§ What is being asked
Write out the material exactly, with the pictures left out.

(Extracts from a graphics dataset)
[start]
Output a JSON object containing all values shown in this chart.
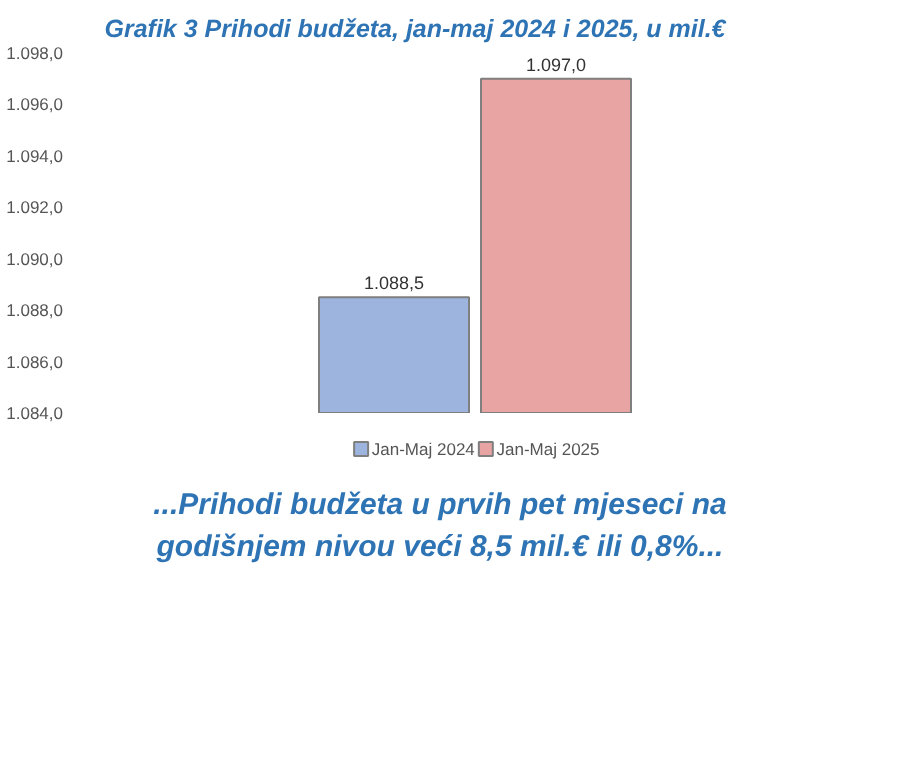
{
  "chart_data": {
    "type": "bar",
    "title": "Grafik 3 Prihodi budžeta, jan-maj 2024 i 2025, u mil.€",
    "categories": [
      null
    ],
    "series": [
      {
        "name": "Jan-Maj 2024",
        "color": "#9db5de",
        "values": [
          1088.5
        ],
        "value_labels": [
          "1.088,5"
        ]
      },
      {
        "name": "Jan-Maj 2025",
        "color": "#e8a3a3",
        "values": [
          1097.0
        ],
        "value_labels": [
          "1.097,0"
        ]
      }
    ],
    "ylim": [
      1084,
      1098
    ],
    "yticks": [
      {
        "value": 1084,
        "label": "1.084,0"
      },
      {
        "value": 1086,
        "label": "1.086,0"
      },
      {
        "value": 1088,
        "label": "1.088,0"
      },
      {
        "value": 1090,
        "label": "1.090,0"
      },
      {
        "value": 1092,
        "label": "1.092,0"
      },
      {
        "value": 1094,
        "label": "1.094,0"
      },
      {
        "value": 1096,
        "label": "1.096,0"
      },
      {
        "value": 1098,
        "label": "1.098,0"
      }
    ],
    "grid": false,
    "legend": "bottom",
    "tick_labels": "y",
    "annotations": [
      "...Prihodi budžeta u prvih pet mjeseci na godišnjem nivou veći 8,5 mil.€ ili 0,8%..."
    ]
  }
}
[end]
§ The response
Output a JSON object containing all values shown in this chart.
{
  "chart_data": {
    "type": "bar",
    "title": "Grafik 3 Prihodi budžeta, jan-maj 2024 i 2025, u mil.€",
    "categories": [
      null
    ],
    "series": [
      {
        "name": "Jan-Maj 2024",
        "color": "#9db5de",
        "values": [
          1088.5
        ],
        "value_labels": [
          "1.088,5"
        ]
      },
      {
        "name": "Jan-Maj 2025",
        "color": "#e8a3a3",
        "values": [
          1097.0
        ],
        "value_labels": [
          "1.097,0"
        ]
      }
    ],
    "ylim": [
      1084,
      1098
    ],
    "yticks": [
      {
        "value": 1084,
        "label": "1.084,0"
      },
      {
        "value": 1086,
        "label": "1.086,0"
      },
      {
        "value": 1088,
        "label": "1.088,0"
      },
      {
        "value": 1090,
        "label": "1.090,0"
      },
      {
        "value": 1092,
        "label": "1.092,0"
      },
      {
        "value": 1094,
        "label": "1.094,0"
      },
      {
        "value": 1096,
        "label": "1.096,0"
      },
      {
        "value": 1098,
        "label": "1.098,0"
      }
    ],
    "grid": false,
    "legend": "bottom",
    "tick_labels": "y",
    "annotations": [
      "...Prihodi budžeta u prvih pet mjeseci na godišnjem nivou veći 8,5 mil.€ ili 0,8%..."
    ]
  }
}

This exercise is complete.